*What the task requires*: Copy out the listing that follows, exactly, without its pictures.
Start of Records shown
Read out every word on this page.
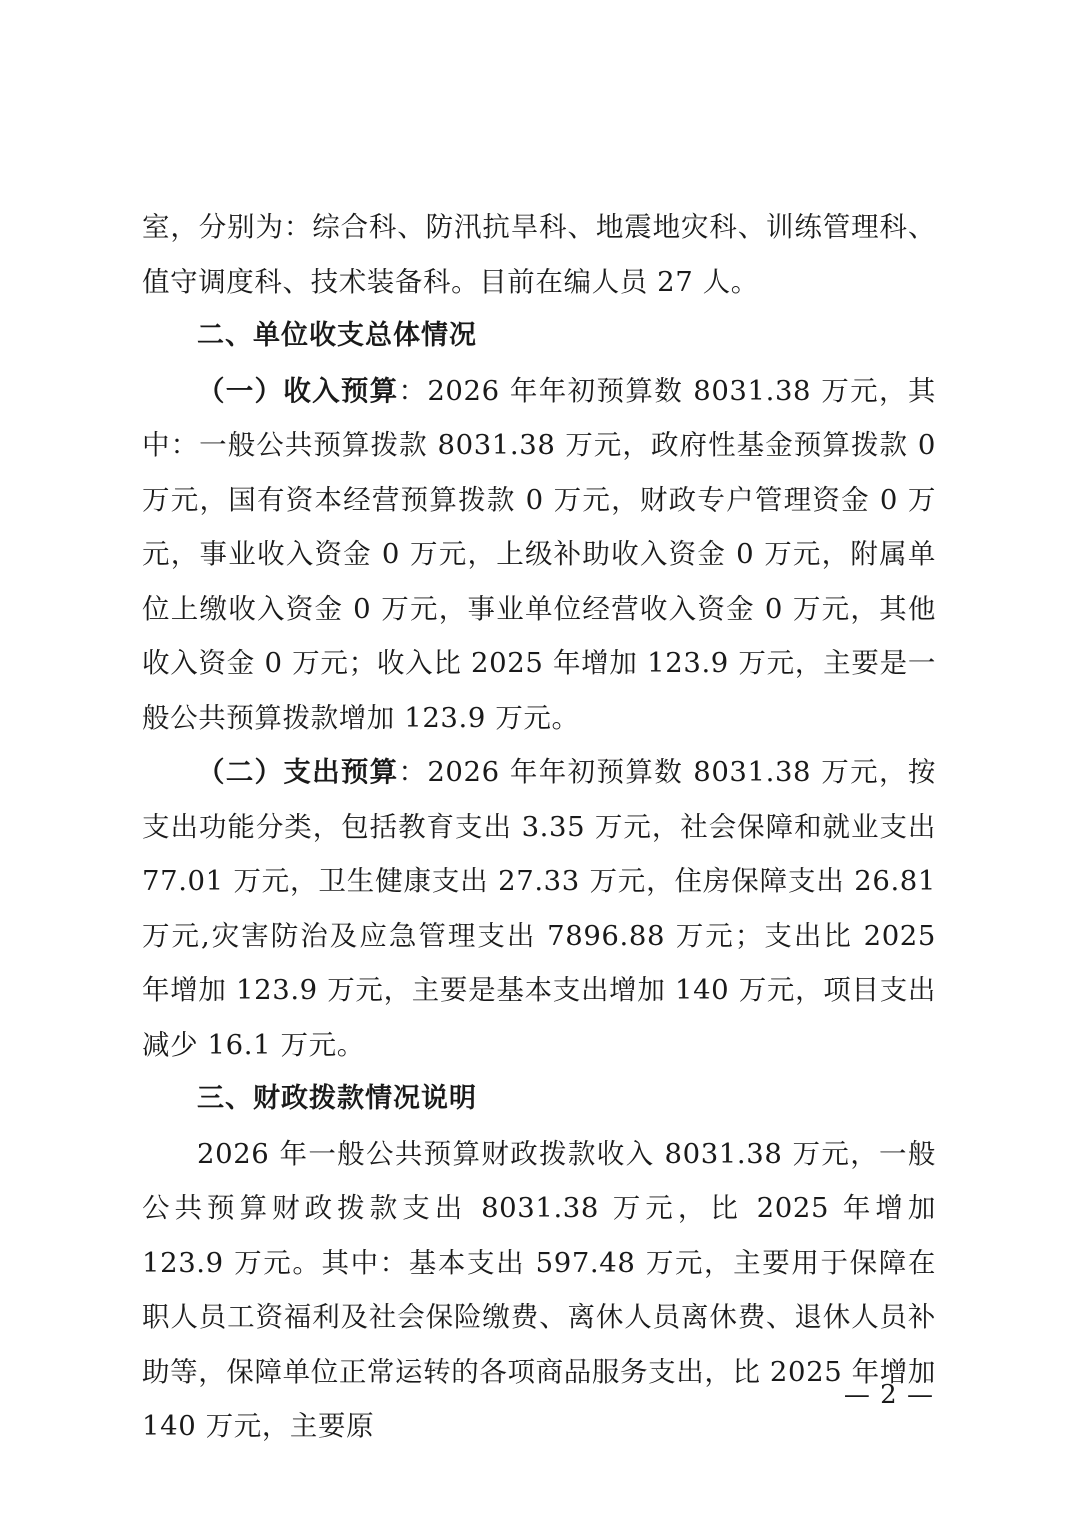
室，分别为：综合科、防汛抗旱科、地震地灾科、训练管理科、值守调度科、技术装备科。目前在编人员 27 人。

二、单位收支总体情况

（一）收入预算：2026 年年初预算数 8031.38 万元，其中：一般公共预算拨款 8031.38 万元，政府性基金预算拨款 0 万元，国有资本经营预算拨款 0 万元，财政专户管理资金 0 万元，事业收入资金 0 万元，上级补助收入资金 0 万元，附属单位上缴收入资金 0 万元，事业单位经营收入资金 0 万元，其他收入资金 0 万元；收入比 2025 年增加 123.9 万元，主要是一般公共预算拨款增加 123.9 万元。

（二）支出预算：2026 年年初预算数 8031.38 万元，按支出功能分类，包括教育支出 3.35 万元，社会保障和就业支出 77.01 万元，卫生健康支出 27.33 万元，住房保障支出 26.81 万元,灾害防治及应急管理支出 7896.88 万元；支出比 2025 年增加 123.9 万元，主要是基本支出增加 140 万元，项目支出减少 16.1 万元。

三、财政拨款情况说明

2026 年一般公共预算财政拨款收入 8031.38 万元，一般公共预算财政拨款支出 8031.38 万元，比 2025 年增加 123.9 万元。其中：基本支出 597.48 万元，主要用于保障在职人员工资福利及社会保险缴费、离休人员离休费、退休人员补助等，保障单位正常运转的各项商品服务支出，比 2025 年增加 140 万元，主要原

— 2 —
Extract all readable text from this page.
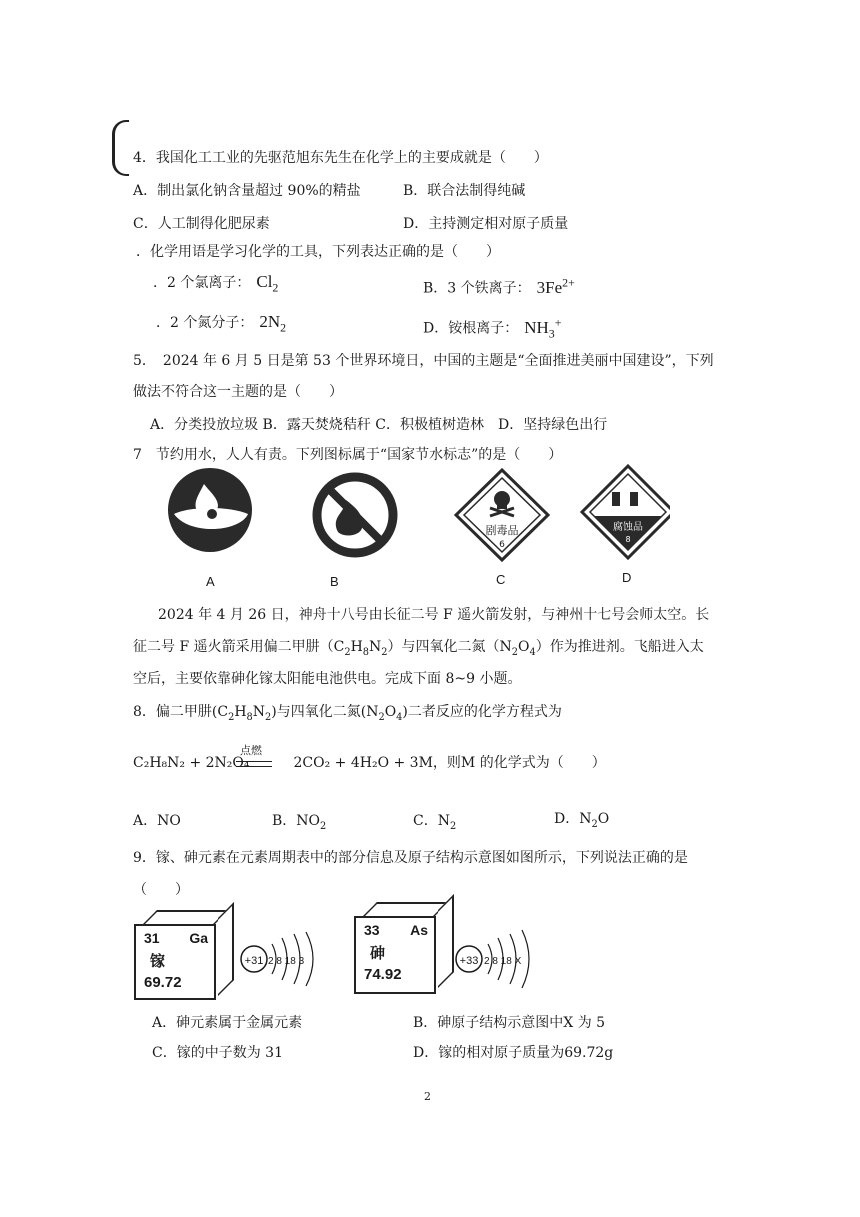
4．我国化工工业的先驱范旭东先生在化学上的主要成就是（　　）
A．制出氯化钠含量超过 90%的精盐	B．联合法制得纯碱
C．人工制得化肥尿素	D．主持测定相对原子质量
．化学用语是学习化学的工具，下列表达正确的是（　　）
．2 个氯离子： $Cl_2$	B．3 个铁离子： $3Fe^{2+}$
．2 个氮分子： $2N_2$	D．铵根离子： $NH_3^+$
5．　2024 年 6 月 5 日是第 53 个世界环境日，中国的主题是“全面推进美丽中国建设”，下列
做法不符合这一主题的是（　　）
A．分类投放垃圾 B．露天焚烧秸秆 C．积极植树造林　D．坚持绿色出行
7　节约用水，人人有责。下列图标属于“国家节水标志”的是（　　）
剧毒品
6
腐蚀品
8
A	B	C	D
2024 年 4 月 26 日，神舟十八号由长征二号 F 遥火箭发射，与神州十七号会师太空。长
征二号 F 遥火箭采用偏二甲肼$(C_2H_8N_2)$与四氧化二氮$(N_2O_4)$作为推进剂。飞船进入太
空后，主要依靠砷化镓太阳能电池供电。完成下面 8~9 小题。
8．偏二甲肼$(C_2H_8N_2)$与四氧化二氮$(N_2O_4)$二者反应的化学方程式为
点燃
C₂H₈N₂ + 2N₂O₄	2CO₂ + 4H₂O + 3M，则M 的化学式为（　　）
A．NO	B．$NO_2$	C．$N_2$	D．$N_2O$
9．镓、砷元素在元素周期表中的部分信息及原子结构示意图如图所示，下列说法正确的是
（　　）
31 Ga
镓
69.72
+31 2 8 18 3
33 As
砷
74.92
+33 2 8 18 X
A．砷元素属于金属元素	B．砷原子结构示意图中X 为 5
C．镓的中子数为 31	D．镓的相对原子质量为69.72g
2
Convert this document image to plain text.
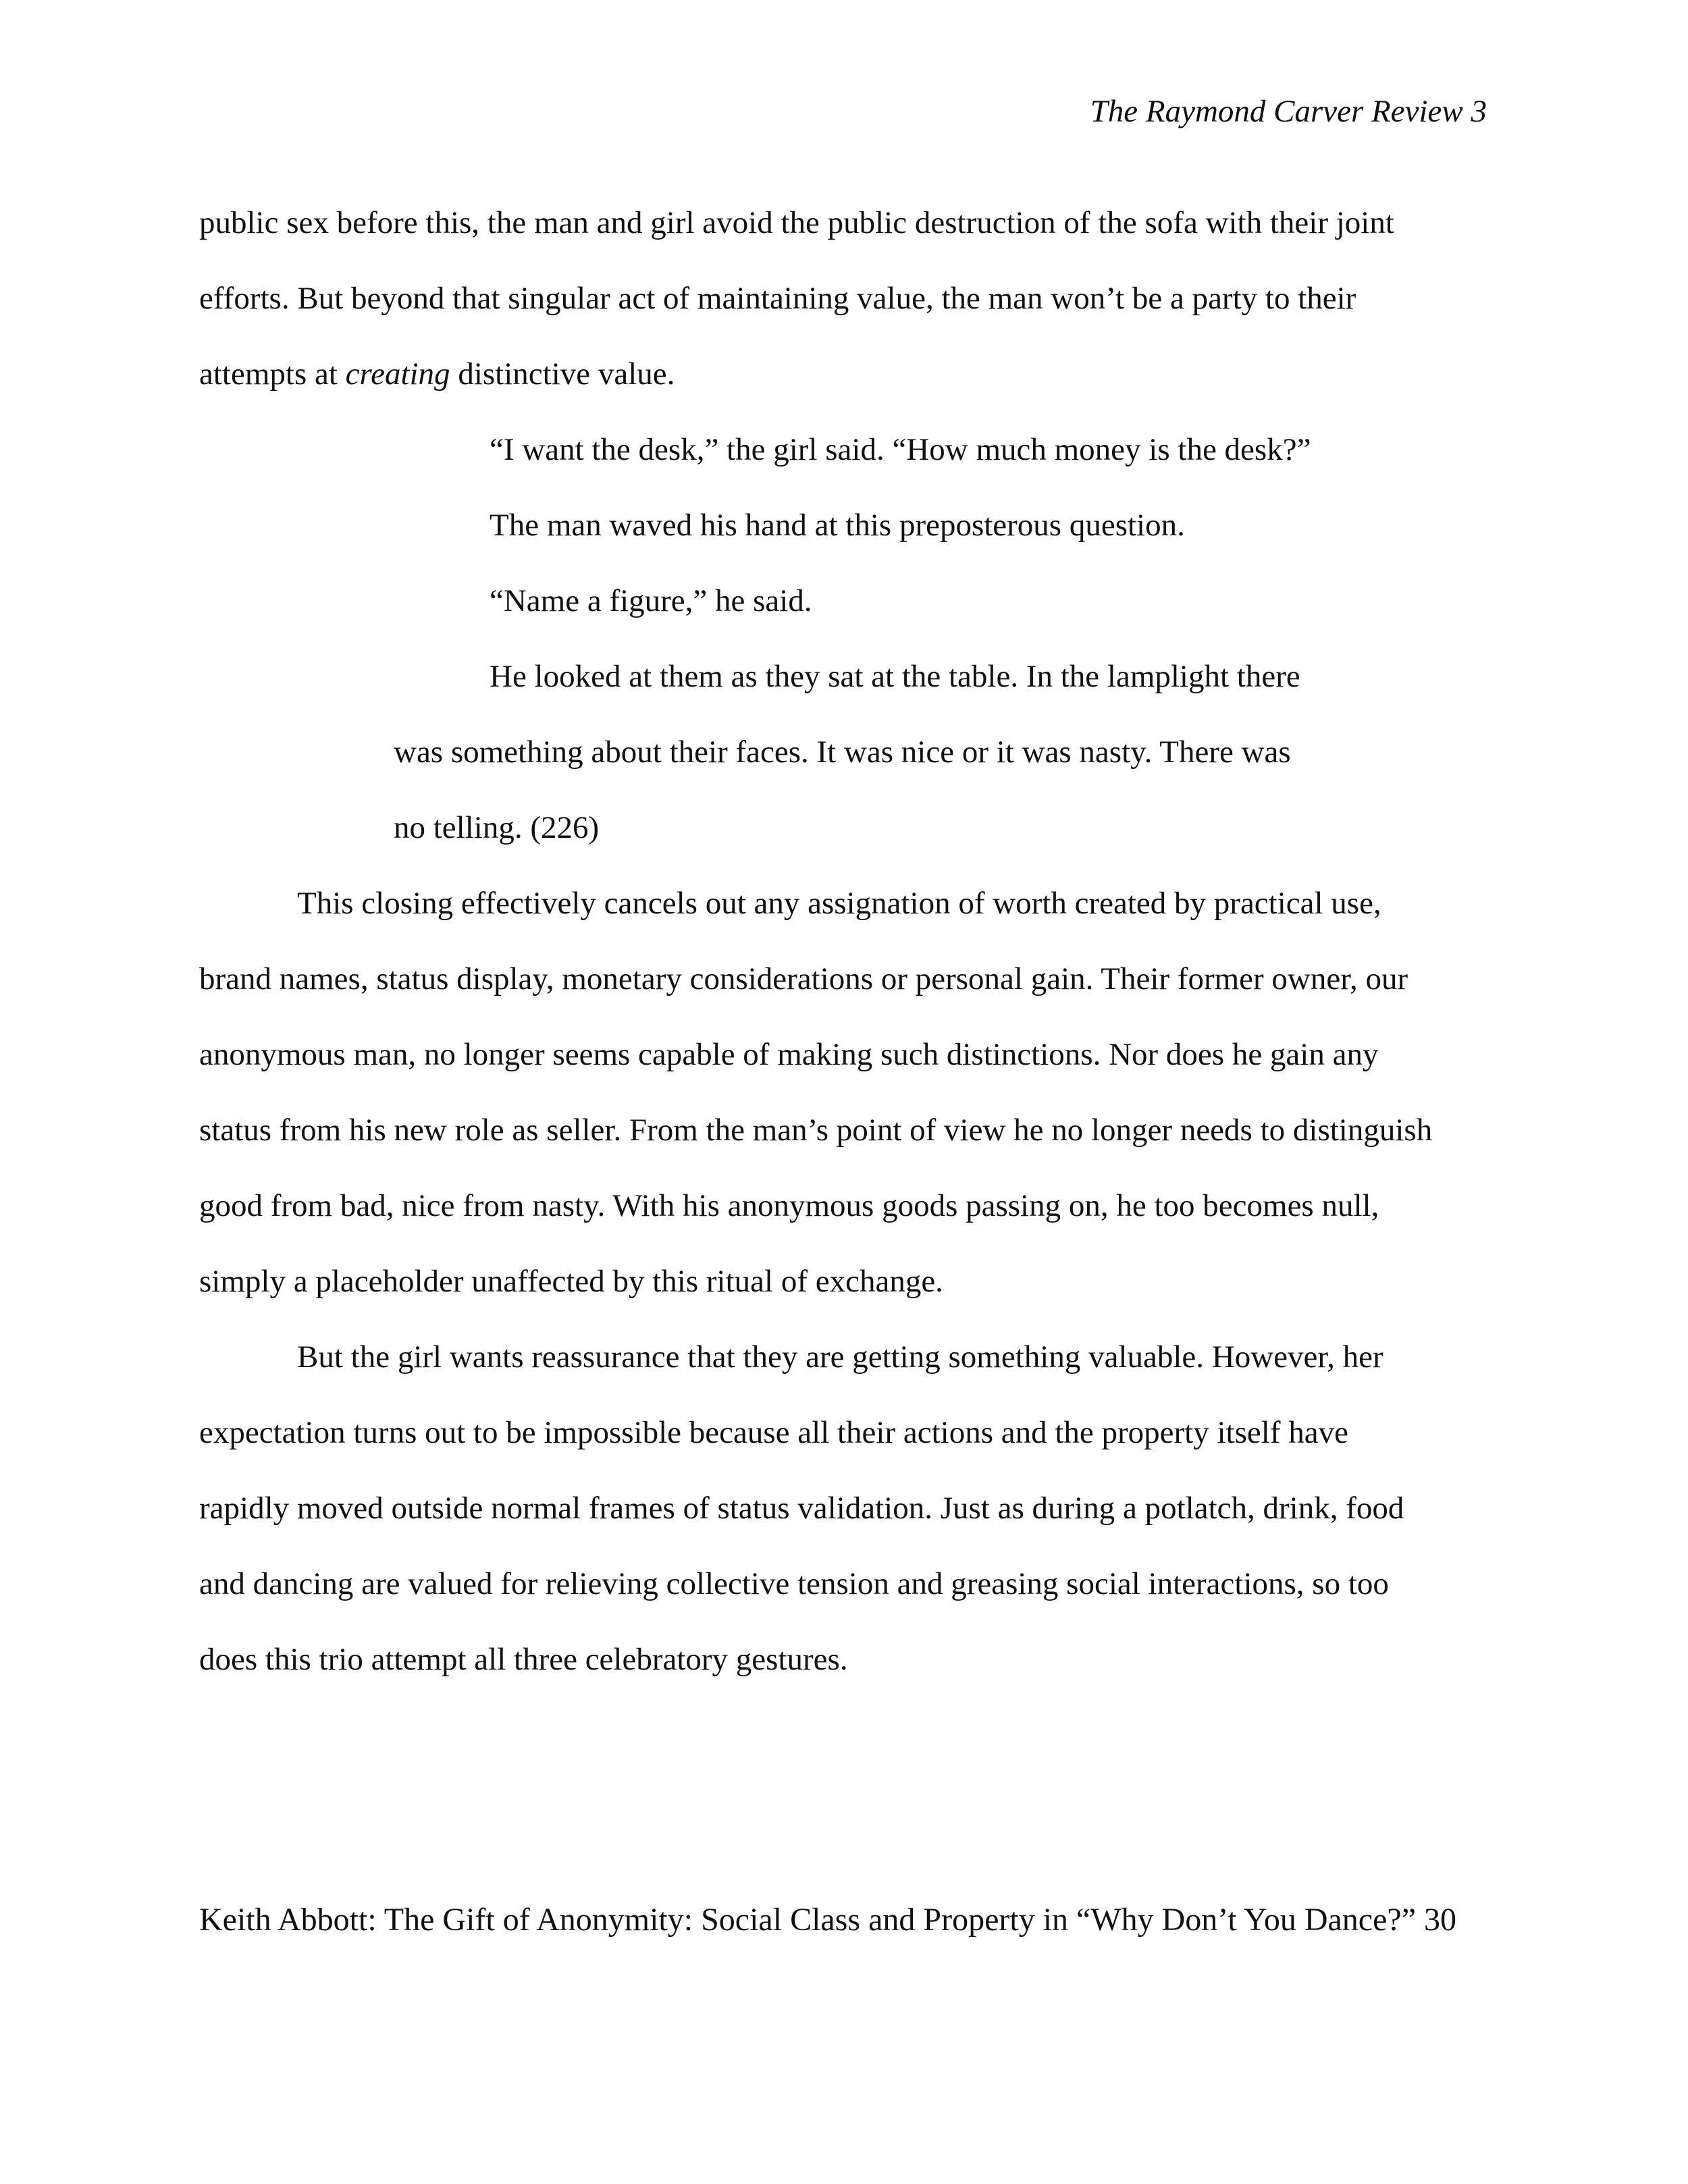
The Raymond Carver Review 3
public sex before this, the man and girl avoid the public destruction of the sofa with their joint
efforts. But beyond that singular act of maintaining value, the man won’t be a party to their
attempts at creating distinctive value.
“I want the desk,” the girl said. “How much money is the desk?”
The man waved his hand at this preposterous question.
“Name a figure,” he said.
He looked at them as they sat at the table. In the lamplight there
was something about their faces. It was nice or it was nasty. There was
no telling. (226)
This closing effectively cancels out any assignation of worth created by practical use,
brand names, status display, monetary considerations or personal gain. Their former owner, our
anonymous man, no longer seems capable of making such distinctions. Nor does he gain any
status from his new role as seller. From the man’s point of view he no longer needs to distinguish
good from bad, nice from nasty. With his anonymous goods passing on, he too becomes null,
simply a placeholder unaffected by this ritual of exchange.
But the girl wants reassurance that they are getting something valuable. However, her
expectation turns out to be impossible because all their actions and the property itself have
rapidly moved outside normal frames of status validation. Just as during a potlatch, drink, food
and dancing are valued for relieving collective tension and greasing social interactions, so too
does this trio attempt all three celebratory gestures.
Keith Abbott: The Gift of Anonymity: Social Class and Property in “Why Don’t You Dance?” 30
End of Records shown
*In response*:
Read out every word on this page.
室，分别为：综合科、防汛抗旱科、地震地灾科、训练管理科、值守调度科、技术装备科。目前在编人员 27 人。

二、单位收支总体情况

（一）收入预算：2026 年年初预算数 8031.38 万元，其中：一般公共预算拨款 8031.38 万元，政府性基金预算拨款 0 万元，国有资本经营预算拨款 0 万元，财政专户管理资金 0 万元，事业收入资金 0 万元，上级补助收入资金 0 万元，附属单位上缴收入资金 0 万元，事业单位经营收入资金 0 万元，其他收入资金 0 万元；收入比 2025 年增加 123.9 万元，主要是一般公共预算拨款增加 123.9 万元。

（二）支出预算：2026 年年初预算数 8031.38 万元，按支出功能分类，包括教育支出 3.35 万元，社会保障和就业支出 77.01 万元，卫生健康支出 27.33 万元，住房保障支出 26.81 万元,灾害防治及应急管理支出 7896.88 万元；支出比 2025 年增加 123.9 万元，主要是基本支出增加 140 万元，项目支出减少 16.1 万元。

三、财政拨款情况说明

2026 年一般公共预算财政拨款收入 8031.38 万元，一般公共预算财政拨款支出 8031.38 万元，比 2025 年增加 123.9 万元。其中：基本支出 597.48 万元，主要用于保障在职人员工资福利及社会保险缴费、离休人员离休费、退休人员补助等，保障单位正常运转的各项商品服务支出，比 2025 年增加 140 万元，主要原

— 2 —
Extract all readable text from this page.
4．我国化工工业的先驱范旭东先生在化学上的主要成就是（　　）
A．制出氯化钠含量超过 90%的精盐	B．联合法制得纯碱
C．人工制得化肥尿素	D．主持测定相对原子质量
．化学用语是学习化学的工具，下列表达正确的是（　　）
．2 个氯离子： $Cl_2$	B．3 个铁离子： $3Fe^{2+}$
．2 个氮分子： $2N_2$	D．铵根离子： $NH_3^+$
5．　2024 年 6 月 5 日是第 53 个世界环境日，中国的主题是“全面推进美丽中国建设”，下列
做法不符合这一主题的是（　　）
A．分类投放垃圾 B．露天焚烧秸秆 C．积极植树造林　D．坚持绿色出行
7　节约用水，人人有责。下列图标属于“国家节水标志”的是（　　）
剧毒品
6
腐蚀品
8
A	B	C	D
2024 年 4 月 26 日，神舟十八号由长征二号 F 遥火箭发射，与神州十七号会师太空。长
征二号 F 遥火箭采用偏二甲肼$(C_2H_8N_2)$与四氧化二氮$(N_2O_4)$作为推进剂。飞船进入太
空后，主要依靠砷化镓太阳能电池供电。完成下面 8~9 小题。
8．偏二甲肼$(C_2H_8N_2)$与四氧化二氮$(N_2O_4)$二者反应的化学方程式为
点燃
C₂H₈N₂ + 2N₂O₄	2CO₂ + 4H₂O + 3M，则M 的化学式为（　　）
A．NO	B．$NO_2$	C．$N_2$	D．$N_2O$
9．镓、砷元素在元素周期表中的部分信息及原子结构示意图如图所示，下列说法正确的是
（　　）
31 Ga
镓
69.72
+31 2 8 18 3
33 As
砷
74.92
+33 2 8 18 X
A．砷元素属于金属元素	B．砷原子结构示意图中X 为 5
C．镓的中子数为 31	D．镓的相对原子质量为69.72g
2
Convert this document image to plain text.
The Raymond Carver Review 3
public sex before this, the man and girl avoid the public destruction of the sofa with their joint
efforts. But beyond that singular act of maintaining value, the man won’t be a party to their
attempts at creating distinctive value.
“I want the desk,” the girl said. “How much money is the desk?”
The man waved his hand at this preposterous question.
“Name a figure,” he said.
He looked at them as they sat at the table. In the lamplight there
was something about their faces. It was nice or it was nasty. There was
no telling. (226)
This closing effectively cancels out any assignation of worth created by practical use,
brand names, status display, monetary considerations or personal gain. Their former owner, our
anonymous man, no longer seems capable of making such distinctions. Nor does he gain any
status from his new role as seller. From the man’s point of view he no longer needs to distinguish
good from bad, nice from nasty. With his anonymous goods passing on, he too becomes null,
simply a placeholder unaffected by this ritual of exchange.
But the girl wants reassurance that they are getting something valuable. However, her
expectation turns out to be impossible because all their actions and the property itself have
rapidly moved outside normal frames of status validation. Just as during a potlatch, drink, food
and dancing are valued for relieving collective tension and greasing social interactions, so too
does this trio attempt all three celebratory gestures.
Keith Abbott: The Gift of Anonymity: Social Class and Property in “Why Don’t You Dance?” 30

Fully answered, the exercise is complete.